Data extracted from a collection:

----------

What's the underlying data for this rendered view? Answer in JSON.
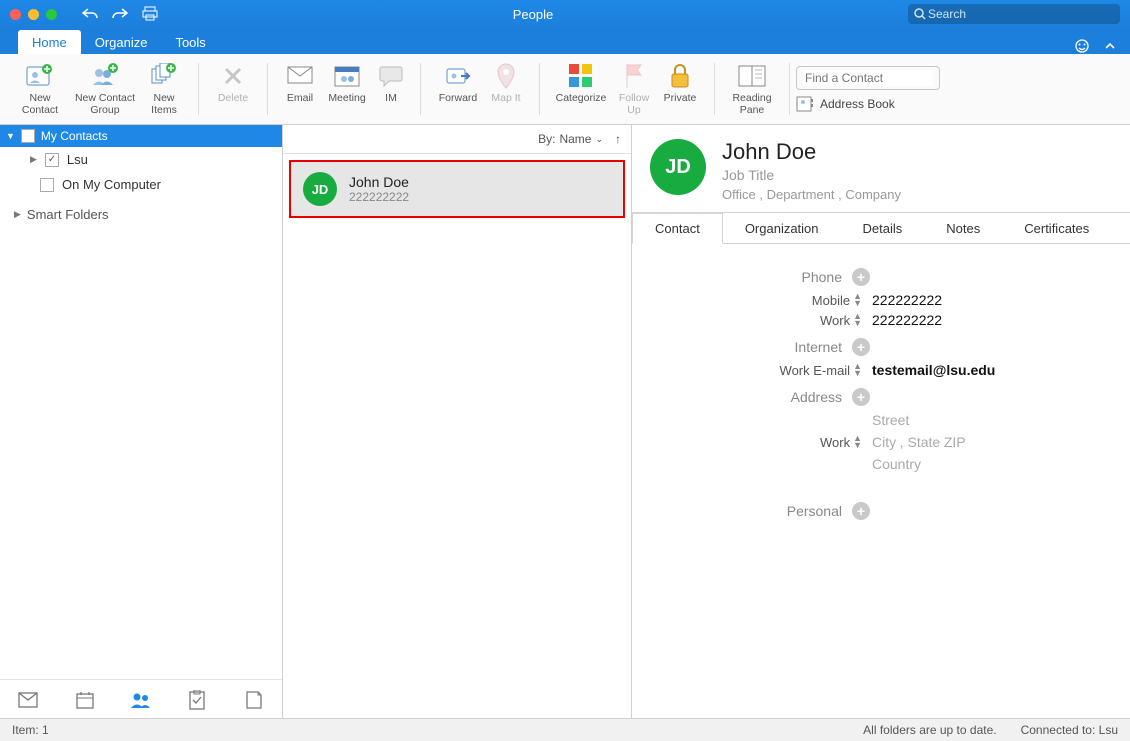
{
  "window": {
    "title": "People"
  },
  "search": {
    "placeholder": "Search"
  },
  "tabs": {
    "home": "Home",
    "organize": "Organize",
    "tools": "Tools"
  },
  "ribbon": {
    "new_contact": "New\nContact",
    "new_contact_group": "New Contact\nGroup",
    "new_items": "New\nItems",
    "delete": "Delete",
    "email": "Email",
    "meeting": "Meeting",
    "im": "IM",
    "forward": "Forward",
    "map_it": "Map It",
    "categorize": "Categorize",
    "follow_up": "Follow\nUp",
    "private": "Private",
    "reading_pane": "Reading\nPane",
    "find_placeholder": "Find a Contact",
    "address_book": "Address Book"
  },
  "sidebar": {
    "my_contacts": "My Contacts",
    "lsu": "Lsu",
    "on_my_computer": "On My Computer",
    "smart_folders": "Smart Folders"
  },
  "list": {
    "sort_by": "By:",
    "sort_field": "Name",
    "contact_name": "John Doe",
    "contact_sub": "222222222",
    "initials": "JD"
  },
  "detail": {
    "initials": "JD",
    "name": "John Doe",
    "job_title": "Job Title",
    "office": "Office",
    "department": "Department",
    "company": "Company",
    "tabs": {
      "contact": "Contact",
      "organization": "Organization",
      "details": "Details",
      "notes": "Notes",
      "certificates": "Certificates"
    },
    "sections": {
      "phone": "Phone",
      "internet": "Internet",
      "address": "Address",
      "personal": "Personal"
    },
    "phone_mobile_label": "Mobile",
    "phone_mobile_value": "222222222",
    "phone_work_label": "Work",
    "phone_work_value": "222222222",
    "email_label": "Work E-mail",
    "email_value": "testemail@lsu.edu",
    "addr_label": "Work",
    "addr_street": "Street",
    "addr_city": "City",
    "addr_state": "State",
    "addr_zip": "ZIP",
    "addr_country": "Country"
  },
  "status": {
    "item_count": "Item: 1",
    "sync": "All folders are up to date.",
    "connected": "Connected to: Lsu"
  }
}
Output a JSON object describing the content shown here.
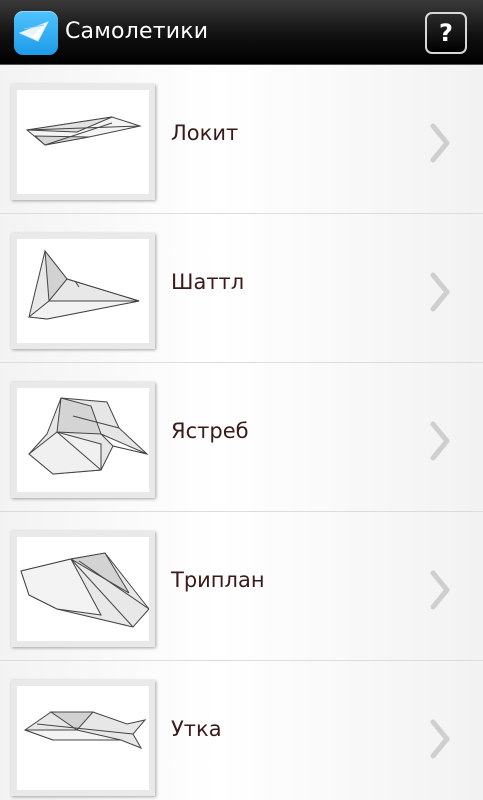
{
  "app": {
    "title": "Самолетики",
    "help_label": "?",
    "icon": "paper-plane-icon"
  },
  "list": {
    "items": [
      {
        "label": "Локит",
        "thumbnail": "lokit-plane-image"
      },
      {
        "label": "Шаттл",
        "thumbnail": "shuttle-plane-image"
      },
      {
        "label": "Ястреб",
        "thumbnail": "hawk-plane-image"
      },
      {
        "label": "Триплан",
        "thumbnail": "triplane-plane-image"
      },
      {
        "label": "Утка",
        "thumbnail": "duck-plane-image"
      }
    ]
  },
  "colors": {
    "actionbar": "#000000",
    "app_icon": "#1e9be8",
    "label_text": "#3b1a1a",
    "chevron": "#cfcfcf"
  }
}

----------

* _WHAT IS REQUIRED_:
Quote the entries in full. Any image among them is to be omitted from the copy.

* _ANSWER_:
What's the underlying data for this rendered view? Answer in JSON.
{
  "window": {
    "title": "People"
  },
  "search": {
    "placeholder": "Search"
  },
  "tabs": {
    "home": "Home",
    "organize": "Organize",
    "tools": "Tools"
  },
  "ribbon": {
    "new_contact": "New\nContact",
    "new_contact_group": "New Contact\nGroup",
    "new_items": "New\nItems",
    "delete": "Delete",
    "email": "Email",
    "meeting": "Meeting",
    "im": "IM",
    "forward": "Forward",
    "map_it": "Map It",
    "categorize": "Categorize",
    "follow_up": "Follow\nUp",
    "private": "Private",
    "reading_pane": "Reading\nPane",
    "find_placeholder": "Find a Contact",
    "address_book": "Address Book"
  },
  "sidebar": {
    "my_contacts": "My Contacts",
    "lsu": "Lsu",
    "on_my_computer": "On My Computer",
    "smart_folders": "Smart Folders"
  },
  "list": {
    "sort_by": "By:",
    "sort_field": "Name",
    "contact_name": "John Doe",
    "contact_sub": "222222222",
    "initials": "JD"
  },
  "detail": {
    "initials": "JD",
    "name": "John Doe",
    "job_title": "Job Title",
    "office": "Office",
    "department": "Department",
    "company": "Company",
    "tabs": {
      "contact": "Contact",
      "organization": "Organization",
      "details": "Details",
      "notes": "Notes",
      "certificates": "Certificates"
    },
    "sections": {
      "phone": "Phone",
      "internet": "Internet",
      "address": "Address",
      "personal": "Personal"
    },
    "phone_mobile_label": "Mobile",
    "phone_mobile_value": "222222222",
    "phone_work_label": "Work",
    "phone_work_value": "222222222",
    "email_label": "Work E-mail",
    "email_value": "testemail@lsu.edu",
    "addr_label": "Work",
    "addr_street": "Street",
    "addr_city": "City",
    "addr_state": "State",
    "addr_zip": "ZIP",
    "addr_country": "Country"
  },
  "status": {
    "item_count": "Item: 1",
    "sync": "All folders are up to date.",
    "connected": "Connected to: Lsu"
  }
}
Output a JSON object describing the content shown here.
{
  "app": {
    "title": "Самолетики",
    "help_label": "?",
    "icon": "paper-plane-icon"
  },
  "list": {
    "items": [
      {
        "label": "Локит",
        "thumbnail": "lokit-plane-image"
      },
      {
        "label": "Шаттл",
        "thumbnail": "shuttle-plane-image"
      },
      {
        "label": "Ястреб",
        "thumbnail": "hawk-plane-image"
      },
      {
        "label": "Триплан",
        "thumbnail": "triplane-plane-image"
      },
      {
        "label": "Утка",
        "thumbnail": "duck-plane-image"
      }
    ]
  },
  "colors": {
    "actionbar": "#000000",
    "app_icon": "#1e9be8",
    "label_text": "#3b1a1a",
    "chevron": "#cfcfcf"
  }
}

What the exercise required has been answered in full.